DOCUMENT EXCERPT
/---

But! I am using it. Really, I am. See that knitted thing at the top? That's a scarf. I'm using another of the off-white skeins at the bottom for it. And then I'm doing a hat and mittens in the same yarn. I got the hat pattern from Antonia of Whoopee. She started knitting after her daughter was born a couple years back, and after making a bunch of things for other people, she decided to make a hat for herself. Not liking most of the patterns she saw, she decided to make one up. I'm in awe. She's a relatively new knitter and she's already designing her own things.

The pattern is on Flick'r, accompanying a photo of Antonia modeling the hat.

I'm also going to learn how to make socks, using the long skinny red skein. And there's a hooded scarf in the works for that bumpy red stuff in the lower left corner.

Okay, the blue skeins are an extravagance. They are so soft! I couldn't let go of them once I picked them up--a combo of wool, alpca, and silk, hand dyed in Chile. Yummy. I am very glad the little shop I went to is as difficult for me to get to as it is. If it were easier, I'd be broke.

That other stuff? That's viscose. I bought it as part of a kit, and now that I've read the instructions, I think I'm going to do something else with the yarn. The instructions are very vague. Maybe I'll do it. We'll see.

Sunday, October 12, 2008

Ambush Vacay

I'm on vacation. I didn't tell anyone (outside of my coworkers, who kinda need to know why my cubicle will be empty for a solid week) that I was taking it, as I didn't want to have to make plans. Selfish, I know. But you know what? Don't care. Again, selfish. Again, don't care.

I sort of had to take it, actually. I earn 16 hours of vacation time a month, and am allowed to accumulate up to 240 hours. After that, I won't earn any more until I use some. It adds up fast. I was getting rather close to the upper limit, so I decided it was time for some time off.

Friday afternoon Cheryl, a friend of mine from college, called me at work to let me know she was going to be in town Saturday. She's a substitute teacher in the Wilkes-Barre-Scranton area during most of the year, but on weekends and in the summer she travels around doing demonstrations for a company that specializes in foods for dogs and cats on a raw diet.

Yep. Raw. 90% raw meats, 10% fruits and vegetables. It purports to be what dogs and cats used to eat before they met man, and is better for them. I've seen the results. Cody, Cheryl's oldest dog, had a skin condition when he was a one-year-old. She switched him to a bones-and-raw-food diet, and the condition cleared up. Now she won't feed her dogs anything else--she owns and breeds Shetland sheepdogs now.

\---

Swap "blue skeins" for "green skeins" in the knitting and vacation blog post, and write out its passage starting with "Okay, the blue" and going on through "I'd be broke.".

SUPPLIED MATERIAL
/---

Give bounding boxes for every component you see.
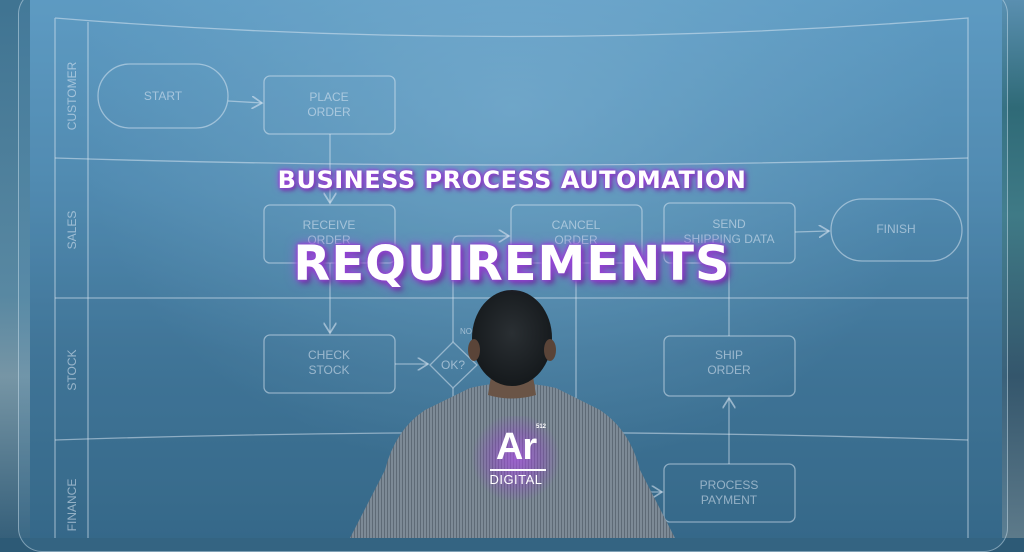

\---

TASK OUTPUT
Okay, the green skeins are an extravagance. They are so soft! I couldn't let go of them once I picked them up--a combo of wool, alpca, and silk, hand dyed in Chile. Yummy. I am very glad the little shop I went to is as difficult for me to get to as it is. If it were easier, I'd be broke.